[Excerpts from a figure dataset]
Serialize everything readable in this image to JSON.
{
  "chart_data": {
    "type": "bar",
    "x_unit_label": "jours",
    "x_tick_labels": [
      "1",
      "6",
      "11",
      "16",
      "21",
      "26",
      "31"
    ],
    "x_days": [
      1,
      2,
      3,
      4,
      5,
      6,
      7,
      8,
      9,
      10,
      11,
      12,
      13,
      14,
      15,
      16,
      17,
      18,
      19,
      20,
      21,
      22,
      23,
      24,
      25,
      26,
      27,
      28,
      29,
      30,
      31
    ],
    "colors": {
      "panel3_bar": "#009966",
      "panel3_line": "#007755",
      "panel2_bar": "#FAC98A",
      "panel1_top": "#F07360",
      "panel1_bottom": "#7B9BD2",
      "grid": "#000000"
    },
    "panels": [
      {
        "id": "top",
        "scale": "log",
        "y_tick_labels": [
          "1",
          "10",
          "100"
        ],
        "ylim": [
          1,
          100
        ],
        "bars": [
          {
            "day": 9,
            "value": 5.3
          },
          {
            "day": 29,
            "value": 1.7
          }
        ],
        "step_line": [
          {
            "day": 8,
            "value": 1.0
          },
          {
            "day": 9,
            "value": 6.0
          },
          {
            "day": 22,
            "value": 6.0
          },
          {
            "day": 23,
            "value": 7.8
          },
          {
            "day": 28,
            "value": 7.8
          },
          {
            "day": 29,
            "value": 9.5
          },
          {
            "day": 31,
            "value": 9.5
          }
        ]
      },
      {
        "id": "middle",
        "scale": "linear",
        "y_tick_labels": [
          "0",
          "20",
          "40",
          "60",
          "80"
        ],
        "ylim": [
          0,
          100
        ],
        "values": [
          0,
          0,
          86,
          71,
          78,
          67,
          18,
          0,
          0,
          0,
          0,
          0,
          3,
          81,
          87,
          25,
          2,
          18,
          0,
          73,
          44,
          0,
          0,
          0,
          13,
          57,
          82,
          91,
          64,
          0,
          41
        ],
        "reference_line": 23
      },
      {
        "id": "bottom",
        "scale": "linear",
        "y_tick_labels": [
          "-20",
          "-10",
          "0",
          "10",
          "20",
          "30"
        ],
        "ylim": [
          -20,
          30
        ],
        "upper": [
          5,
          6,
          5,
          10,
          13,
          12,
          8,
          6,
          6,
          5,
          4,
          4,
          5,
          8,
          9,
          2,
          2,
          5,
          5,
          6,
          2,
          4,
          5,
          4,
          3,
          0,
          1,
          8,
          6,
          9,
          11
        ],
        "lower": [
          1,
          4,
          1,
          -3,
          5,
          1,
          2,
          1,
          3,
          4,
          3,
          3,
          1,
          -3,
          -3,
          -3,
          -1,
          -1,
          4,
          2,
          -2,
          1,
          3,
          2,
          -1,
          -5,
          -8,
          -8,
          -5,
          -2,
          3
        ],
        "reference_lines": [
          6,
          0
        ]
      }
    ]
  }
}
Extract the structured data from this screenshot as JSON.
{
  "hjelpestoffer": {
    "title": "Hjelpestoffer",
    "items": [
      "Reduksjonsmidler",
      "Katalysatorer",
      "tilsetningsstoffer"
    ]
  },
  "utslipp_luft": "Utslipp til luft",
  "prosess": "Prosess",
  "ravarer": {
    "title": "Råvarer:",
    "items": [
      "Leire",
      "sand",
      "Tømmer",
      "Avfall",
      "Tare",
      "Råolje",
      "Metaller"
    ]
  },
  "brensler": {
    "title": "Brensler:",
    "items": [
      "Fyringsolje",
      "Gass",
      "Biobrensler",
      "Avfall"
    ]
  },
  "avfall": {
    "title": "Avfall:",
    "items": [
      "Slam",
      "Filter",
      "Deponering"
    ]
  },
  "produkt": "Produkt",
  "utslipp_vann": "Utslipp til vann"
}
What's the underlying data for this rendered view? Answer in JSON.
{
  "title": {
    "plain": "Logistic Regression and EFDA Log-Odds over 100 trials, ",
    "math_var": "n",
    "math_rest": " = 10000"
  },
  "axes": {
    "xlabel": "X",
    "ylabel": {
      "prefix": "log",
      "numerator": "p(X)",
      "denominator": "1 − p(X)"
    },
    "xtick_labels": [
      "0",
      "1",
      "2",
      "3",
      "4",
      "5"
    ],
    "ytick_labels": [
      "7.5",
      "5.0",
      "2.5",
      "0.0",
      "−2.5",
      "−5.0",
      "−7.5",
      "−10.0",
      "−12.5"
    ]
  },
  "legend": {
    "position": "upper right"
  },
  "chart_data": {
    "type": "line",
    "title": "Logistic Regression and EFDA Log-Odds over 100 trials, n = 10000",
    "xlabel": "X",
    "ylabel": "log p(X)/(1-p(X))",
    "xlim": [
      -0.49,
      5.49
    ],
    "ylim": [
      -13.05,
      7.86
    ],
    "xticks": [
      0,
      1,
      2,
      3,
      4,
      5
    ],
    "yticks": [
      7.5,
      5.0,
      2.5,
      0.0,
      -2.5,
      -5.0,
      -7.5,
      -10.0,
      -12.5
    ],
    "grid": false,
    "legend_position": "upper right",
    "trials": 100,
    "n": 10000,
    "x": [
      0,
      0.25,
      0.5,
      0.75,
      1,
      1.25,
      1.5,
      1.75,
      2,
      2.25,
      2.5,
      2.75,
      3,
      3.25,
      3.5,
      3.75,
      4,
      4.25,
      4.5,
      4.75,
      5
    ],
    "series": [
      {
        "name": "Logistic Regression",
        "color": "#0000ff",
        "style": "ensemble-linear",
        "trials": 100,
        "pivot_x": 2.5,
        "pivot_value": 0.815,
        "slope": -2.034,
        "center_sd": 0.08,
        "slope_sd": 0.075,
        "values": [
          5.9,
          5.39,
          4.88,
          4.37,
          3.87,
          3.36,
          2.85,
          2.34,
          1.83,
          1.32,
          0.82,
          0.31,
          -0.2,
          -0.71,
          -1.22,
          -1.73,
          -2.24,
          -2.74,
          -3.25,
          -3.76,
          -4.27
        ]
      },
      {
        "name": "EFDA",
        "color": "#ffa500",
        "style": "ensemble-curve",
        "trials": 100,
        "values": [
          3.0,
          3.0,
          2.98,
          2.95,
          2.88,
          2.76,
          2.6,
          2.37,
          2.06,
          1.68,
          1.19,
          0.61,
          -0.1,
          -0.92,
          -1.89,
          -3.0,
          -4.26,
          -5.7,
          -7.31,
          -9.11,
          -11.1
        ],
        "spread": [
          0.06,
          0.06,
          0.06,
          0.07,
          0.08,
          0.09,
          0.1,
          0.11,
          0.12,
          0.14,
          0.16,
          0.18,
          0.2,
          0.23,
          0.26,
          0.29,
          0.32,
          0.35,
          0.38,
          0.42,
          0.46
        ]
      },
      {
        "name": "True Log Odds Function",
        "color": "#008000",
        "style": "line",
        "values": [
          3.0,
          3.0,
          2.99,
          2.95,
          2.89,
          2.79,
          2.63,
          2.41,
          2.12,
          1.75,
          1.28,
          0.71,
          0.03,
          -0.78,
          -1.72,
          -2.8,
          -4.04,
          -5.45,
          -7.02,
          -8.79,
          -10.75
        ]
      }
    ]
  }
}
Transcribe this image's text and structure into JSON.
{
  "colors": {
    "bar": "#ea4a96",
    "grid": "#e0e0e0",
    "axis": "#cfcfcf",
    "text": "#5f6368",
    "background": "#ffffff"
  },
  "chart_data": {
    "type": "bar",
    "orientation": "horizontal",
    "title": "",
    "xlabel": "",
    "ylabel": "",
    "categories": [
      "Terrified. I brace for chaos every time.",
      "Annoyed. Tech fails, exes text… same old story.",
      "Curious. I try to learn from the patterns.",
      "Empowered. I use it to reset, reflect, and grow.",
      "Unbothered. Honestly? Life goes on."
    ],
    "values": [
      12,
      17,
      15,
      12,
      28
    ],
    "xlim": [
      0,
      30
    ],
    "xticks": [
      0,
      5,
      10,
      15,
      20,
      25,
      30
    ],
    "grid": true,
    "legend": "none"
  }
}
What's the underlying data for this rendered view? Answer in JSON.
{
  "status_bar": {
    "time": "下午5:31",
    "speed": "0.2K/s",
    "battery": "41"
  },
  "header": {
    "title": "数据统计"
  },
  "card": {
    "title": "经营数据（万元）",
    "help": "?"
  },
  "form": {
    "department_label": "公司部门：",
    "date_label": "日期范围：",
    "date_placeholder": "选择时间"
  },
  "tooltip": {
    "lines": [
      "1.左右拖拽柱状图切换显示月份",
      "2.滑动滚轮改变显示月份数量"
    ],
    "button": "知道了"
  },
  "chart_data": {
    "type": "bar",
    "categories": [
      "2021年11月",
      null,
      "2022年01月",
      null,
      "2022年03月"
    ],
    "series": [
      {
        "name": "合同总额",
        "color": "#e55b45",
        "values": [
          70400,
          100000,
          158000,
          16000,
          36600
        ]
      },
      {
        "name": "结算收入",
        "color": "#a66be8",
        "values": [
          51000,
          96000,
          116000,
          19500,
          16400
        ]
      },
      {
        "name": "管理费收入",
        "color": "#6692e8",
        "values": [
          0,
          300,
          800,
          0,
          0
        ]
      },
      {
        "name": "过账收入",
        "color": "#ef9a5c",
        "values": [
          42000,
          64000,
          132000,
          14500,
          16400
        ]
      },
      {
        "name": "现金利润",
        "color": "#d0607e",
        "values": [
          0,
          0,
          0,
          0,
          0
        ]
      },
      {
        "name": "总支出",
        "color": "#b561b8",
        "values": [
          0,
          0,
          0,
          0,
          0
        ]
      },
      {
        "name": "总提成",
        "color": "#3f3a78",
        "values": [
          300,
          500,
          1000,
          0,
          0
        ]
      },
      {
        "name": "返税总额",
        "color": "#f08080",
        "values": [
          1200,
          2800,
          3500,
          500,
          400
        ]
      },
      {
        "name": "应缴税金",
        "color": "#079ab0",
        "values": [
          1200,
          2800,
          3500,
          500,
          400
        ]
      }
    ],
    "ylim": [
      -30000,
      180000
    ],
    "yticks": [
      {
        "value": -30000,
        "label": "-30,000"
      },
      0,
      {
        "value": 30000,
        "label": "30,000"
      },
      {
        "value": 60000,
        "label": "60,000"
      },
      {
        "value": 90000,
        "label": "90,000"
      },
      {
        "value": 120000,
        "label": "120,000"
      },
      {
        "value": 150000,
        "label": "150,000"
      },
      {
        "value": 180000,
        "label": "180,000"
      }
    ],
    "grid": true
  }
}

## Direction
Pick each line holding the word "Utslipp" out of the listing.

## The answer
  "utslipp_luft": "Utslipp til luft",
  "utslipp_vann": "Utslipp til vann"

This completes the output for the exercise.